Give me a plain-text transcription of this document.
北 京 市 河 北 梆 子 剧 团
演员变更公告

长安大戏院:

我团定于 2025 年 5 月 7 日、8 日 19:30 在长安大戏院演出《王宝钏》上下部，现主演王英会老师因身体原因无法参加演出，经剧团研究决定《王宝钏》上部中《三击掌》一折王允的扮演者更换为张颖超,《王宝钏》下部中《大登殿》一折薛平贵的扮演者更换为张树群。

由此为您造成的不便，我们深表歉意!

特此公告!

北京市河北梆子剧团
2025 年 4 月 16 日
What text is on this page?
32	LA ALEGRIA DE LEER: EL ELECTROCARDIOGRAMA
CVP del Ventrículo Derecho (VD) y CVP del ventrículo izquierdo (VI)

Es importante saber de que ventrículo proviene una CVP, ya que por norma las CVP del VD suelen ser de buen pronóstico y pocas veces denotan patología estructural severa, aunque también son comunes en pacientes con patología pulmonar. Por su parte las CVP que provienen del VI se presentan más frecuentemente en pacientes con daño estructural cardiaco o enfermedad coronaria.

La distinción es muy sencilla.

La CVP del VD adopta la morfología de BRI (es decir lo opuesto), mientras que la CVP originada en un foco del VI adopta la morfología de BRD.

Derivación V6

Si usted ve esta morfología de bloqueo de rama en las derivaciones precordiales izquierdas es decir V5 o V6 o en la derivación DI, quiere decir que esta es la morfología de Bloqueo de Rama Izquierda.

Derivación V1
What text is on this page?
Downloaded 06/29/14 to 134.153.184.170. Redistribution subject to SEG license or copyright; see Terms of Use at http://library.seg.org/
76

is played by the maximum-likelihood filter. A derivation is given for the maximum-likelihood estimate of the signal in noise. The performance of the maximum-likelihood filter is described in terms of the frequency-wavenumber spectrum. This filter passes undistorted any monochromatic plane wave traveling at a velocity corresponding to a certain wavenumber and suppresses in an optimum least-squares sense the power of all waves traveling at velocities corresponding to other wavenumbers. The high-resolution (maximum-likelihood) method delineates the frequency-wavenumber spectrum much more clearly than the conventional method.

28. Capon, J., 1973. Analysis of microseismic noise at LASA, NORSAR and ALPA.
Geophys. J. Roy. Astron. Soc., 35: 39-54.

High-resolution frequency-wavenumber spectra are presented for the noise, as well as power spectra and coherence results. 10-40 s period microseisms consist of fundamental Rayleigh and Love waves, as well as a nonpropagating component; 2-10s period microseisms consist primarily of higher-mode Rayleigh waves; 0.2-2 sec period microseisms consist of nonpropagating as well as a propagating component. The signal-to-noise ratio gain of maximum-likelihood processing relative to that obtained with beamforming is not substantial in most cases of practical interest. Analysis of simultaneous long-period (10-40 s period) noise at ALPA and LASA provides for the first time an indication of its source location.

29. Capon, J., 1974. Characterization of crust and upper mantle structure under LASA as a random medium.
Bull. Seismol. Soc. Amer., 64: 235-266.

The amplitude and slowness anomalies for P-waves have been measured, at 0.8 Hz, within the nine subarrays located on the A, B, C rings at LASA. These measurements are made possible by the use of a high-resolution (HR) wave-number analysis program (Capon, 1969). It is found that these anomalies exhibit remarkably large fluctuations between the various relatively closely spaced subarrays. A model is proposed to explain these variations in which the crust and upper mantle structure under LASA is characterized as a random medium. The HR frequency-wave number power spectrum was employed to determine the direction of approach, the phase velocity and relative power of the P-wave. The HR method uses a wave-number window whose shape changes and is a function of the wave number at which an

GIVEN REQUEST> Check each line in the records for the word "that" and say how many have it, with nothing else.

THE ANSWER> 2